START
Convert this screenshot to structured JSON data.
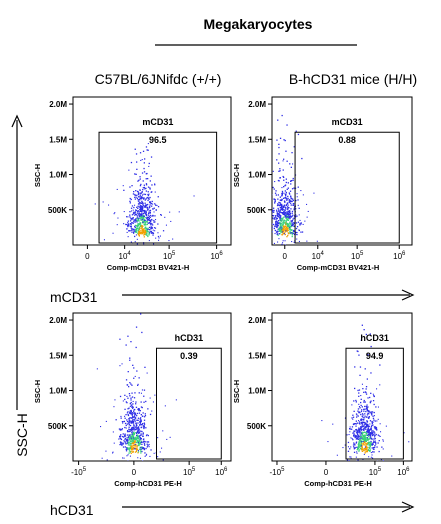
{
  "figure": {
    "title": "Megakaryocytes",
    "group_labels": [
      "C57BL/6JNifdc (+/+)",
      "B-hCD31 mice (H/H)"
    ],
    "row_axis_labels": [
      "mCD31",
      "hCD31"
    ],
    "y_axis_label": "SSC-H"
  },
  "colors": {
    "scatter_low": "#2e2ee6",
    "scatter_mid": "#3ad17a",
    "scatter_high": "#f2a000",
    "gate": "#000000",
    "frame": "#000000"
  },
  "chart_data": [
    {
      "type": "scatter",
      "title": "mCD31",
      "group": "C57BL/6JNifdc (+/+)",
      "xlabel": "Comp-mCD31 BV421-H",
      "ylabel": "SSC-H",
      "x_scale": "biexponential",
      "x_tick_labels": [
        "0",
        "10^4",
        "10^5",
        "10^6"
      ],
      "y_tick_labels": [
        "500K",
        "1.0M",
        "1.5M",
        "2.0M"
      ],
      "ylim": [
        0,
        2100000
      ],
      "gate": {
        "label": "mCD31",
        "percent": "96.5",
        "x_range": [
          1500,
          1000000
        ],
        "y_range": [
          0,
          1600000
        ]
      },
      "population_center": {
        "x": 25000,
        "y": 150000
      }
    },
    {
      "type": "scatter",
      "title": "mCD31",
      "group": "B-hCD31 mice (H/H)",
      "xlabel": "Comp-mCD31 BV421-H",
      "ylabel": "SSC-H",
      "x_scale": "biexponential",
      "x_tick_labels": [
        "0",
        "10^4",
        "10^5",
        "10^6"
      ],
      "y_tick_labels": [
        "500K",
        "1.0M",
        "1.5M",
        "2.0M"
      ],
      "ylim": [
        0,
        2100000
      ],
      "gate": {
        "label": "mCD31",
        "percent": "0.88",
        "x_range": [
          1500,
          1000000
        ],
        "y_range": [
          0,
          1600000
        ]
      },
      "population_center": {
        "x": 0,
        "y": 150000
      }
    },
    {
      "type": "scatter",
      "title": "hCD31",
      "group": "C57BL/6JNifdc (+/+)",
      "xlabel": "Comp-hCD31 PE-H",
      "ylabel": "SSC-H",
      "x_scale": "biexponential",
      "x_tick_labels": [
        "-10^5",
        "0",
        "10^5",
        "10^6"
      ],
      "y_tick_labels": [
        "500K",
        "1.0M",
        "1.5M",
        "2.0M"
      ],
      "ylim": [
        0,
        2100000
      ],
      "gate": {
        "label": "hCD31",
        "percent": "0.39",
        "x_range": [
          8000,
          1000000
        ],
        "y_range": [
          0,
          1600000
        ]
      },
      "population_center": {
        "x": 0,
        "y": 150000
      }
    },
    {
      "type": "scatter",
      "title": "hCD31",
      "group": "B-hCD31 mice (H/H)",
      "xlabel": "Comp-hCD31 PE-H",
      "ylabel": "SSC-H",
      "x_scale": "biexponential",
      "x_tick_labels": [
        "-10^5",
        "0",
        "10^5",
        "10^6"
      ],
      "y_tick_labels": [
        "500K",
        "1.0M",
        "1.5M",
        "2.0M"
      ],
      "ylim": [
        0,
        2100000
      ],
      "gate": {
        "label": "hCD31",
        "percent": "94.9",
        "x_range": [
          8000,
          1000000
        ],
        "y_range": [
          0,
          1600000
        ]
      },
      "population_center": {
        "x": 40000,
        "y": 150000
      }
    }
  ]
}
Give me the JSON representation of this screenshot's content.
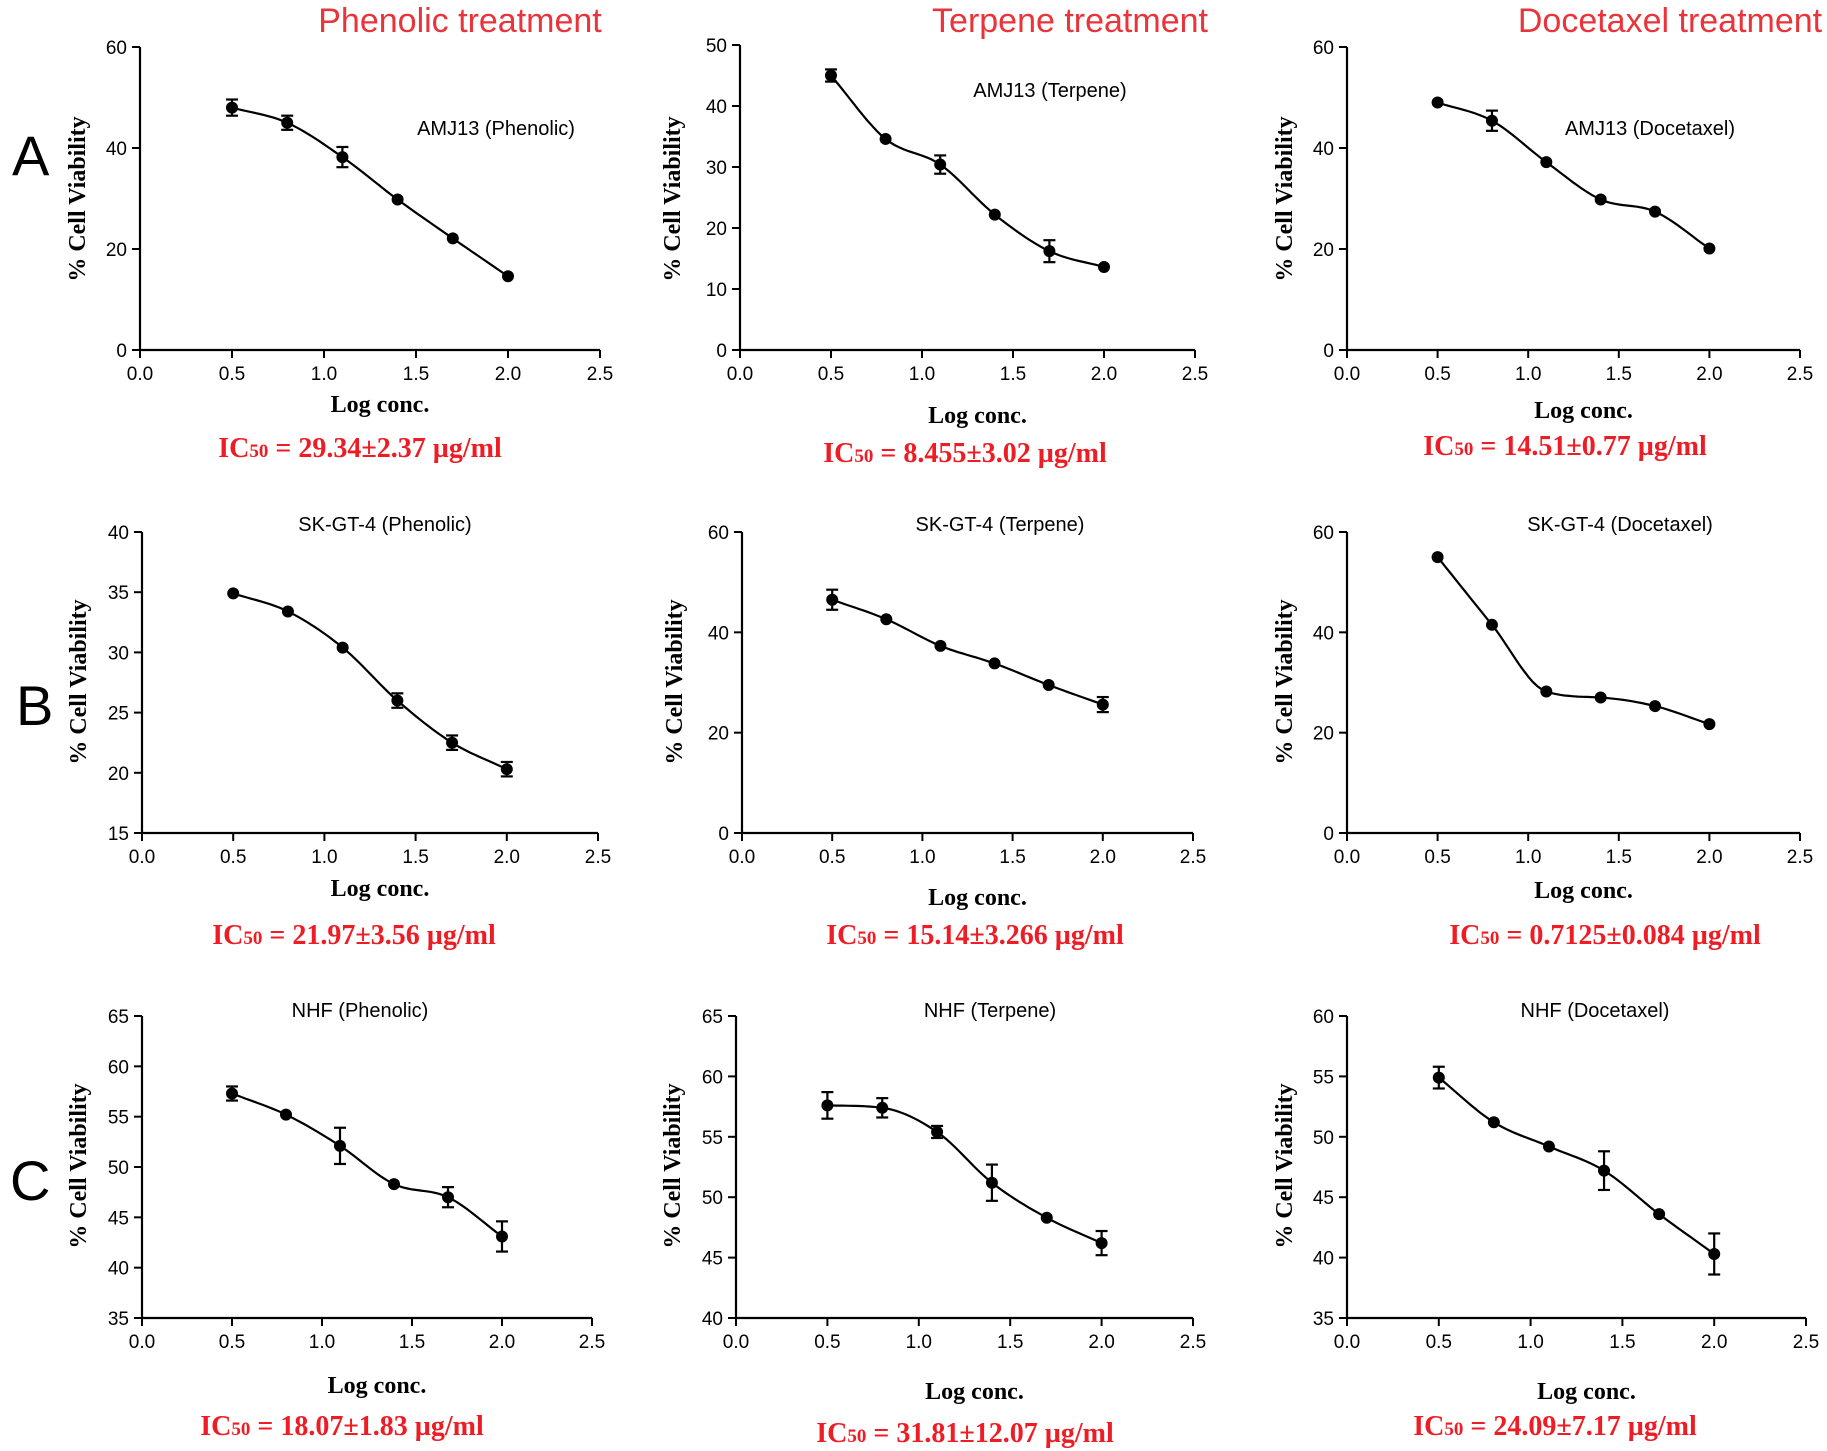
{
  "column_titles": [
    "Phenolic treatment",
    "Terpene treatment",
    "Docetaxel treatment"
  ],
  "row_labels": [
    "A",
    "B",
    "C"
  ],
  "axis_titles": {
    "x": "Log conc.",
    "y": "% Cell Viability"
  },
  "x_ticks": [
    "0.0",
    "0.5",
    "1.0",
    "1.5",
    "2.0",
    "2.5"
  ],
  "ic50": {
    "prefix": "IC",
    "sub": "50",
    "values": [
      [
        " = 29.34±2.37 µg/ml",
        " = 8.455±3.02 µg/ml",
        " = 14.51±0.77 µg/ml"
      ],
      [
        " = 21.97±3.56 µg/ml",
        " = 15.14±3.266 µg/ml",
        " = 0.7125±0.084 µg/ml"
      ],
      [
        " = 18.07±1.83 µg/ml",
        " = 31.81±12.07 µg/ml",
        " = 24.09±7.17 µg/ml"
      ]
    ]
  },
  "colors": {
    "heading_red": "#e8343a",
    "ic50_red": "#ee1c24",
    "ink": "#000000"
  },
  "chart_data": [
    {
      "type": "scatter",
      "title": "AMJ13 (Phenolic)",
      "xlabel": "Log conc.",
      "ylabel": "% Cell Viability",
      "xlim": [
        0,
        2.5
      ],
      "ylim": [
        0,
        60
      ],
      "y_ticks": [
        0,
        20,
        40,
        60
      ],
      "x": [
        0.5,
        0.8,
        1.1,
        1.4,
        1.7,
        2.0
      ],
      "y": [
        48,
        45,
        38.2,
        29.8,
        22.1,
        14.6
      ],
      "err": [
        1.6,
        1.4,
        2.0,
        0,
        0,
        0
      ],
      "fit": true
    },
    {
      "type": "scatter",
      "title": "AMJ13 (Terpene)",
      "xlabel": "Log conc.",
      "ylabel": "% Cell Viability",
      "xlim": [
        0,
        2.5
      ],
      "ylim": [
        0,
        50
      ],
      "y_ticks": [
        0,
        10,
        20,
        30,
        40,
        50
      ],
      "x": [
        0.5,
        0.8,
        1.1,
        1.4,
        1.7,
        2.0
      ],
      "y": [
        45,
        34.6,
        30.4,
        22.2,
        16.2,
        13.6
      ],
      "err": [
        1.0,
        0,
        1.5,
        0,
        1.8,
        0
      ],
      "fit": true
    },
    {
      "type": "scatter",
      "title": "AMJ13 (Docetaxel)",
      "xlabel": "Log conc.",
      "ylabel": "% Cell Viability",
      "xlim": [
        0,
        2.5
      ],
      "ylim": [
        0,
        60
      ],
      "y_ticks": [
        0,
        20,
        40,
        60
      ],
      "x": [
        0.5,
        0.8,
        1.1,
        1.4,
        1.7,
        2.0
      ],
      "y": [
        49,
        45.4,
        37.2,
        29.8,
        27.4,
        20.1
      ],
      "err": [
        0,
        2.0,
        0,
        0,
        0,
        0
      ],
      "fit": true
    },
    {
      "type": "scatter",
      "title": "SK-GT-4 (Phenolic)",
      "xlabel": "Log conc.",
      "ylabel": "% Cell Viability",
      "xlim": [
        0,
        2.5
      ],
      "ylim": [
        15,
        40
      ],
      "y_ticks": [
        15,
        20,
        25,
        30,
        35,
        40
      ],
      "x": [
        0.5,
        0.8,
        1.1,
        1.4,
        1.7,
        2.0
      ],
      "y": [
        34.9,
        33.4,
        30.4,
        26.0,
        22.5,
        20.3
      ],
      "err": [
        0,
        0,
        0,
        0.6,
        0.6,
        0.6
      ],
      "fit": true
    },
    {
      "type": "scatter",
      "title": "SK-GT-4 (Terpene)",
      "xlabel": "Log conc.",
      "ylabel": "% Cell Viability",
      "xlim": [
        0,
        2.5
      ],
      "ylim": [
        0,
        60
      ],
      "y_ticks": [
        0,
        20,
        40,
        60
      ],
      "x": [
        0.5,
        0.8,
        1.1,
        1.4,
        1.7,
        2.0
      ],
      "y": [
        46.5,
        42.6,
        37.3,
        33.8,
        29.5,
        25.6
      ],
      "err": [
        2.0,
        0,
        0,
        0,
        0,
        1.5
      ],
      "fit": true
    },
    {
      "type": "scatter",
      "title": "SK-GT-4 (Docetaxel)",
      "xlabel": "Log conc.",
      "ylabel": "% Cell Viability",
      "xlim": [
        0,
        2.5
      ],
      "ylim": [
        0,
        60
      ],
      "y_ticks": [
        0,
        20,
        40,
        60
      ],
      "x": [
        0.5,
        0.8,
        1.1,
        1.4,
        1.7,
        2.0
      ],
      "y": [
        55,
        41.5,
        28.2,
        27.0,
        25.3,
        21.7
      ],
      "err": [
        0,
        0,
        0,
        0,
        0,
        0
      ],
      "fit": true
    },
    {
      "type": "scatter",
      "title": "NHF (Phenolic)",
      "xlabel": "Log conc.",
      "ylabel": "% Cell Viability",
      "xlim": [
        0,
        2.5
      ],
      "ylim": [
        35,
        65
      ],
      "y_ticks": [
        35,
        40,
        45,
        50,
        55,
        60,
        65
      ],
      "x": [
        0.5,
        0.8,
        1.1,
        1.4,
        1.7,
        2.0
      ],
      "y": [
        57.3,
        55.2,
        52.1,
        48.3,
        47.0,
        43.1
      ],
      "err": [
        0.7,
        0,
        1.8,
        0,
        1.0,
        1.5
      ],
      "fit": true
    },
    {
      "type": "scatter",
      "title": "NHF (Terpene)",
      "xlabel": "Log conc.",
      "ylabel": "% Cell Viability",
      "xlim": [
        0,
        2.5
      ],
      "ylim": [
        40,
        65
      ],
      "y_ticks": [
        40,
        45,
        50,
        55,
        60,
        65
      ],
      "x": [
        0.5,
        0.8,
        1.1,
        1.4,
        1.7,
        2.0
      ],
      "y": [
        57.6,
        57.4,
        55.4,
        51.2,
        48.3,
        46.2
      ],
      "err": [
        1.1,
        0.8,
        0.5,
        1.5,
        0,
        1.0
      ],
      "fit": true
    },
    {
      "type": "scatter",
      "title": "NHF (Docetaxel)",
      "xlabel": "Log conc.",
      "ylabel": "% Cell Viability",
      "xlim": [
        0,
        2.5
      ],
      "ylim": [
        35,
        60
      ],
      "y_ticks": [
        35,
        40,
        45,
        50,
        55,
        60
      ],
      "x": [
        0.5,
        0.8,
        1.1,
        1.4,
        1.7,
        2.0
      ],
      "y": [
        54.9,
        51.2,
        49.2,
        47.2,
        43.6,
        40.3
      ],
      "err": [
        0.9,
        0,
        0,
        1.6,
        0,
        1.7
      ],
      "fit": true
    }
  ]
}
END
## BRIEF
Go through the records and show every line with the string "Docetaxel" in it.

## COMPLETED EXERCISE
    "Docetaxel treatment"
      "title": "AMJ13 (Docetaxel)",
      "title": "SK-GT-4 (Docetaxel)",
      "title": "NHF (Docetaxel)",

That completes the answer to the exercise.